Given request - Everything in the listing except the pictures should be written out exactly.

Records for the exercise -

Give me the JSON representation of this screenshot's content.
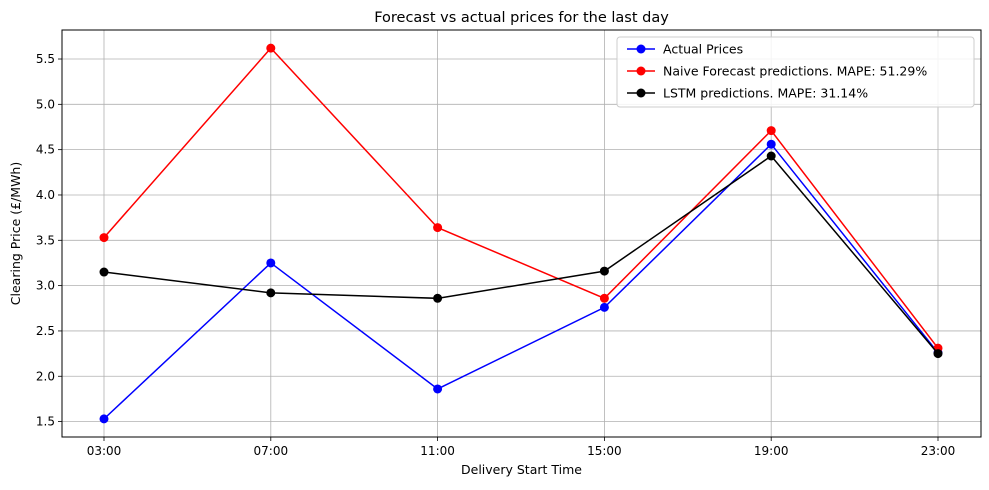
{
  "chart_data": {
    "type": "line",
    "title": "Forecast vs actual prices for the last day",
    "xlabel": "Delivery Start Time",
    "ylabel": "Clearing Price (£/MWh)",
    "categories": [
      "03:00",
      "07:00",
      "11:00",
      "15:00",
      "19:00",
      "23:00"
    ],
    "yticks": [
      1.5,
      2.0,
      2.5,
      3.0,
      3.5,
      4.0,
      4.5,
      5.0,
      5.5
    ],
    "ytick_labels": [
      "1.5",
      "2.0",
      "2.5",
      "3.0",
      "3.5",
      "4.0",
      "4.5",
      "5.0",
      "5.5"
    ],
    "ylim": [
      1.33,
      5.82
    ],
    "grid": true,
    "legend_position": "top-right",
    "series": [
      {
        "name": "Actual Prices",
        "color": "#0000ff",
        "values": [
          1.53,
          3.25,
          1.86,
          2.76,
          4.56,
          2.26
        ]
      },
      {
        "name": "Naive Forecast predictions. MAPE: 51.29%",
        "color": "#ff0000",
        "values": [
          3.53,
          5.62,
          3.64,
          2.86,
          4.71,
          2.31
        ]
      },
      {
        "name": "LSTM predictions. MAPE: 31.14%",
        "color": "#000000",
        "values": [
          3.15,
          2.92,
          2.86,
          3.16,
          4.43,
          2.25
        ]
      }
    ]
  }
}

Solution to the exercise -
Give me the JSON representation of this screenshot's content.
{
  "chart_data": {
    "type": "line",
    "title": "Forecast vs actual prices for the last day",
    "xlabel": "Delivery Start Time",
    "ylabel": "Clearing Price (£/MWh)",
    "categories": [
      "03:00",
      "07:00",
      "11:00",
      "15:00",
      "19:00",
      "23:00"
    ],
    "yticks": [
      1.5,
      2.0,
      2.5,
      3.0,
      3.5,
      4.0,
      4.5,
      5.0,
      5.5
    ],
    "ytick_labels": [
      "1.5",
      "2.0",
      "2.5",
      "3.0",
      "3.5",
      "4.0",
      "4.5",
      "5.0",
      "5.5"
    ],
    "ylim": [
      1.33,
      5.82
    ],
    "grid": true,
    "legend_position": "top-right",
    "series": [
      {
        "name": "Actual Prices",
        "color": "#0000ff",
        "values": [
          1.53,
          3.25,
          1.86,
          2.76,
          4.56,
          2.26
        ]
      },
      {
        "name": "Naive Forecast predictions. MAPE: 51.29%",
        "color": "#ff0000",
        "values": [
          3.53,
          5.62,
          3.64,
          2.86,
          4.71,
          2.31
        ]
      },
      {
        "name": "LSTM predictions. MAPE: 31.14%",
        "color": "#000000",
        "values": [
          3.15,
          2.92,
          2.86,
          3.16,
          4.43,
          2.25
        ]
      }
    ]
  }
}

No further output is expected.